Given instruction: Write out the complete material exactly as it stands.

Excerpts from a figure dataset

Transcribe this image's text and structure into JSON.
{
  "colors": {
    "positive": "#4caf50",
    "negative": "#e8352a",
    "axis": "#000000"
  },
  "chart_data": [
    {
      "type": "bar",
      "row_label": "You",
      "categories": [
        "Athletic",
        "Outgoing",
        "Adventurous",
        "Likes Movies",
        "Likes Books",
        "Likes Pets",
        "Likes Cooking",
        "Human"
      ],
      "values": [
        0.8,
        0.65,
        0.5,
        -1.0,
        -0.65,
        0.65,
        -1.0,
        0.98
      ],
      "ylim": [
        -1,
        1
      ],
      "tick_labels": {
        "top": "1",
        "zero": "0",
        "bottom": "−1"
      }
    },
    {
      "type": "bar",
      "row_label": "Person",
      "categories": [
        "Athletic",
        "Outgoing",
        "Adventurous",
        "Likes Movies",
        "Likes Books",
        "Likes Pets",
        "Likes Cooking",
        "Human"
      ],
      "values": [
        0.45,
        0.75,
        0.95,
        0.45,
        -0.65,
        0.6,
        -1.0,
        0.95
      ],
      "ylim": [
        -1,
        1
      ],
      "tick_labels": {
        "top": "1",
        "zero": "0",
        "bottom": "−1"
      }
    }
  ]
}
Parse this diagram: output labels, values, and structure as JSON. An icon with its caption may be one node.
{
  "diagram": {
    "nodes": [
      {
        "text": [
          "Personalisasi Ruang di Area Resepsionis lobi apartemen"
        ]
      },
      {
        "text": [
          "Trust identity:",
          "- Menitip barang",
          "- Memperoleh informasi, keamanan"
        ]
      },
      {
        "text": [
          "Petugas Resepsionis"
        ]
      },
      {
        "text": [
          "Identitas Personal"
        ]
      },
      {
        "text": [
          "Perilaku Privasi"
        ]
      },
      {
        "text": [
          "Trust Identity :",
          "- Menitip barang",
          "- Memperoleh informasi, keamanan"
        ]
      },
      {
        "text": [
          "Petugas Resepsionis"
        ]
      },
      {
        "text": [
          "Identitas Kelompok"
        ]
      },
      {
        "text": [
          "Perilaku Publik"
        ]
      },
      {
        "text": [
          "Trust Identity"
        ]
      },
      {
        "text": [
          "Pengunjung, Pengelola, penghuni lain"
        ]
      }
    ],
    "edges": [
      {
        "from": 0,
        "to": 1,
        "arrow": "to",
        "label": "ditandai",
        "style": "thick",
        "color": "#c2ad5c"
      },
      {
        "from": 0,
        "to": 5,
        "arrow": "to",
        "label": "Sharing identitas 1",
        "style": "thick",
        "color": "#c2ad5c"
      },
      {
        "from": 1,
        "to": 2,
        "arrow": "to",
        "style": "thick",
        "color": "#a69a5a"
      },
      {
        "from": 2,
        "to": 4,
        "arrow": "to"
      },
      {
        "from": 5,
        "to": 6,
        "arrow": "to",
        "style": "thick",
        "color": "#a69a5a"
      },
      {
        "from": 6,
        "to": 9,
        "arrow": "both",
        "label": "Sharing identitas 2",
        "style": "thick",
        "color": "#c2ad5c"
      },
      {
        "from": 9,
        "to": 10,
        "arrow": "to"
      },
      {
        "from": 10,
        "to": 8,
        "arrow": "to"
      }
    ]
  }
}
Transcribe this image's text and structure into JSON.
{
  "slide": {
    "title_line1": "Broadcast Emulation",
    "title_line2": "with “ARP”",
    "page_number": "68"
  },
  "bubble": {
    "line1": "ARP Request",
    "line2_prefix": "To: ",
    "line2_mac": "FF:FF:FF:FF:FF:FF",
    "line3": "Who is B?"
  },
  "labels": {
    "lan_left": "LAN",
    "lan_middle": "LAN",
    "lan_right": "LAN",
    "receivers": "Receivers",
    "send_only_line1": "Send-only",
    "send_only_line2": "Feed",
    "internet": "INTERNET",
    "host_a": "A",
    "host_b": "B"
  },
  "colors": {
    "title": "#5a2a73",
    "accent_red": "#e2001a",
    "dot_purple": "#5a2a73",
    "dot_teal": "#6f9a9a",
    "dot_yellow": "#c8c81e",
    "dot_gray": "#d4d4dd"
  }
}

The answer:
Transcribe this image's text and structure into JSON.
{
  "colors": {
    "positive": "#4caf50",
    "negative": "#e8352a",
    "axis": "#000000"
  },
  "chart_data": [
    {
      "type": "bar",
      "row_label": "You",
      "categories": [
        "Athletic",
        "Outgoing",
        "Adventurous",
        "Likes Movies",
        "Likes Books",
        "Likes Pets",
        "Likes Cooking",
        "Human"
      ],
      "values": [
        0.8,
        0.65,
        0.5,
        -1.0,
        -0.65,
        0.65,
        -1.0,
        0.98
      ],
      "ylim": [
        -1,
        1
      ],
      "tick_labels": {
        "top": "1",
        "zero": "0",
        "bottom": "−1"
      }
    },
    {
      "type": "bar",
      "row_label": "Person",
      "categories": [
        "Athletic",
        "Outgoing",
        "Adventurous",
        "Likes Movies",
        "Likes Books",
        "Likes Pets",
        "Likes Cooking",
        "Human"
      ],
      "values": [
        0.45,
        0.75,
        0.95,
        0.45,
        -0.65,
        0.6,
        -1.0,
        0.95
      ],
      "ylim": [
        -1,
        1
      ],
      "tick_labels": {
        "top": "1",
        "zero": "0",
        "bottom": "−1"
      }
    }
  ]
}
Parse this diagram: output labels, values, and structure as JSON. An icon with its caption may be one node.
{
  "diagram": {
    "nodes": [
      {
        "text": [
          "Personalisasi Ruang di Area Resepsionis lobi apartemen"
        ]
      },
      {
        "text": [
          "Trust identity:",
          "- Menitip barang",
          "- Memperoleh informasi, keamanan"
        ]
      },
      {
        "text": [
          "Petugas Resepsionis"
        ]
      },
      {
        "text": [
          "Identitas Personal"
        ]
      },
      {
        "text": [
          "Perilaku Privasi"
        ]
      },
      {
        "text": [
          "Trust Identity :",
          "- Menitip barang",
          "- Memperoleh informasi, keamanan"
        ]
      },
      {
        "text": [
          "Petugas Resepsionis"
        ]
      },
      {
        "text": [
          "Identitas Kelompok"
        ]
      },
      {
        "text": [
          "Perilaku Publik"
        ]
      },
      {
        "text": [
          "Trust Identity"
        ]
      },
      {
        "text": [
          "Pengunjung, Pengelola, penghuni lain"
        ]
      }
    ],
    "edges": [
      {
        "from": 0,
        "to": 1,
        "arrow": "to",
        "label": "ditandai",
        "style": "thick",
        "color": "#c2ad5c"
      },
      {
        "from": 0,
        "to": 5,
        "arrow": "to",
        "label": "Sharing identitas 1",
        "style": "thick",
        "color": "#c2ad5c"
      },
      {
        "from": 1,
        "to": 2,
        "arrow": "to",
        "style": "thick",
        "color": "#a69a5a"
      },
      {
        "from": 2,
        "to": 4,
        "arrow": "to"
      },
      {
        "from": 5,
        "to": 6,
        "arrow": "to",
        "style": "thick",
        "color": "#a69a5a"
      },
      {
        "from": 6,
        "to": 9,
        "arrow": "both",
        "label": "Sharing identitas 2",
        "style": "thick",
        "color": "#c2ad5c"
      },
      {
        "from": 9,
        "to": 10,
        "arrow": "to"
      },
      {
        "from": 10,
        "to": 8,
        "arrow": "to"
      }
    ]
  }
}
Transcribe this image's text and structure into JSON.
{
  "slide": {
    "title_line1": "Broadcast Emulation",
    "title_line2": "with “ARP”",
    "page_number": "68"
  },
  "bubble": {
    "line1": "ARP Request",
    "line2_prefix": "To: ",
    "line2_mac": "FF:FF:FF:FF:FF:FF",
    "line3": "Who is B?"
  },
  "labels": {
    "lan_left": "LAN",
    "lan_middle": "LAN",
    "lan_right": "LAN",
    "receivers": "Receivers",
    "send_only_line1": "Send-only",
    "send_only_line2": "Feed",
    "internet": "INTERNET",
    "host_a": "A",
    "host_b": "B"
  },
  "colors": {
    "title": "#5a2a73",
    "accent_red": "#e2001a",
    "dot_purple": "#5a2a73",
    "dot_teal": "#6f9a9a",
    "dot_yellow": "#c8c81e",
    "dot_gray": "#d4d4dd"
  }
}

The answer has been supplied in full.